- Work to be completed -
Please output the lines shown below exactly as they appear.

- Data supplied -
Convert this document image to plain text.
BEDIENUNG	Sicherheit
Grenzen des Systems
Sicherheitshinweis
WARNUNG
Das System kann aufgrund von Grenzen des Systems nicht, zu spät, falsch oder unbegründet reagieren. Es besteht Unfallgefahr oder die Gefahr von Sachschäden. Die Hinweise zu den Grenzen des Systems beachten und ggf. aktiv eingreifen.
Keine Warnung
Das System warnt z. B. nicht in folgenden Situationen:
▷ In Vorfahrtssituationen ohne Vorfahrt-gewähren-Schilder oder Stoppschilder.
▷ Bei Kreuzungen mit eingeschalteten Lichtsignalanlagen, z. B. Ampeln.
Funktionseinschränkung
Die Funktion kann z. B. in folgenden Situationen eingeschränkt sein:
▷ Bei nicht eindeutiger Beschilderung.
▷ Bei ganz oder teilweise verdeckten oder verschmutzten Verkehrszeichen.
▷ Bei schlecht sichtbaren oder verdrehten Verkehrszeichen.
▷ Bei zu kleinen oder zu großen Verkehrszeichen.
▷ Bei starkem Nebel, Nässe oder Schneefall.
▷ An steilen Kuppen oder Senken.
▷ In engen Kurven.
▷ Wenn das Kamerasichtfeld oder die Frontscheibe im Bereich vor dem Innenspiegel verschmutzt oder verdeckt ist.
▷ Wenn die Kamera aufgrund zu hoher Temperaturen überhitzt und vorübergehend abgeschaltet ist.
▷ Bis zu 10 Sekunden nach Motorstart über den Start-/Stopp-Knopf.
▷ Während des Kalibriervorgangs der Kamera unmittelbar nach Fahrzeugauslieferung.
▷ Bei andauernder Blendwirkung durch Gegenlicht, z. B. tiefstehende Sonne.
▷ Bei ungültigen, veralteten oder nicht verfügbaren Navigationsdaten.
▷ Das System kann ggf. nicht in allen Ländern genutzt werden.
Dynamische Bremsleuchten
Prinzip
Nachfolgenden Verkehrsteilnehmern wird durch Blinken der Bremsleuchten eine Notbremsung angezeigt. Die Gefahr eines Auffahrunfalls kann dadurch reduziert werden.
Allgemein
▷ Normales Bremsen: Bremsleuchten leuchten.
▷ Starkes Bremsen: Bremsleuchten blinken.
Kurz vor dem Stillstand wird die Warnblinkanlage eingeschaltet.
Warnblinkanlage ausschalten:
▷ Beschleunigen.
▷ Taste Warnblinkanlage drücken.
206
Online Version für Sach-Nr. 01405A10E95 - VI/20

- Expected answer -
Convert this document image to plain text.
BEDIENUNG	Sicherheit
Grenzen des Systems
Sicherheitshinweis
WARNUNG
Das System kann aufgrund von Grenzen des Systems nicht, zu spät, falsch oder unbegründet reagieren. Es besteht Unfallgefahr oder die Gefahr von Sachschäden. Die Hinweise zu den Grenzen des Systems beachten und ggf. aktiv eingreifen.
Keine Warnung
Das System warnt z. B. nicht in folgenden Situationen:
▷ In Vorfahrtssituationen ohne Vorfahrt-gewähren-Schilder oder Stoppschilder.
▷ Bei Kreuzungen mit eingeschalteten Lichtsignalanlagen, z. B. Ampeln.
Funktionseinschränkung
Die Funktion kann z. B. in folgenden Situationen eingeschränkt sein:
▷ Bei nicht eindeutiger Beschilderung.
▷ Bei ganz oder teilweise verdeckten oder verschmutzten Verkehrszeichen.
▷ Bei schlecht sichtbaren oder verdrehten Verkehrszeichen.
▷ Bei zu kleinen oder zu großen Verkehrszeichen.
▷ Bei starkem Nebel, Nässe oder Schneefall.
▷ An steilen Kuppen oder Senken.
▷ In engen Kurven.
▷ Wenn das Kamerasichtfeld oder die Frontscheibe im Bereich vor dem Innenspiegel verschmutzt oder verdeckt ist.
▷ Wenn die Kamera aufgrund zu hoher Temperaturen überhitzt und vorübergehend abgeschaltet ist.
▷ Bis zu 10 Sekunden nach Motorstart über den Start-/Stopp-Knopf.
▷ Während des Kalibriervorgangs der Kamera unmittelbar nach Fahrzeugauslieferung.
▷ Bei andauernder Blendwirkung durch Gegenlicht, z. B. tiefstehende Sonne.
▷ Bei ungültigen, veralteten oder nicht verfügbaren Navigationsdaten.
▷ Das System kann ggf. nicht in allen Ländern genutzt werden.
Dynamische Bremsleuchten
Prinzip
Nachfolgenden Verkehrsteilnehmern wird durch Blinken der Bremsleuchten eine Notbremsung angezeigt. Die Gefahr eines Auffahrunfalls kann dadurch reduziert werden.
Allgemein
▷ Normales Bremsen: Bremsleuchten leuchten.
▷ Starkes Bremsen: Bremsleuchten blinken.
Kurz vor dem Stillstand wird die Warnblinkanlage eingeschaltet.
Warnblinkanlage ausschalten:
▷ Beschleunigen.
▷ Taste Warnblinkanlage drücken.
206
Online Version für Sach-Nr. 01405A10E95 - VI/20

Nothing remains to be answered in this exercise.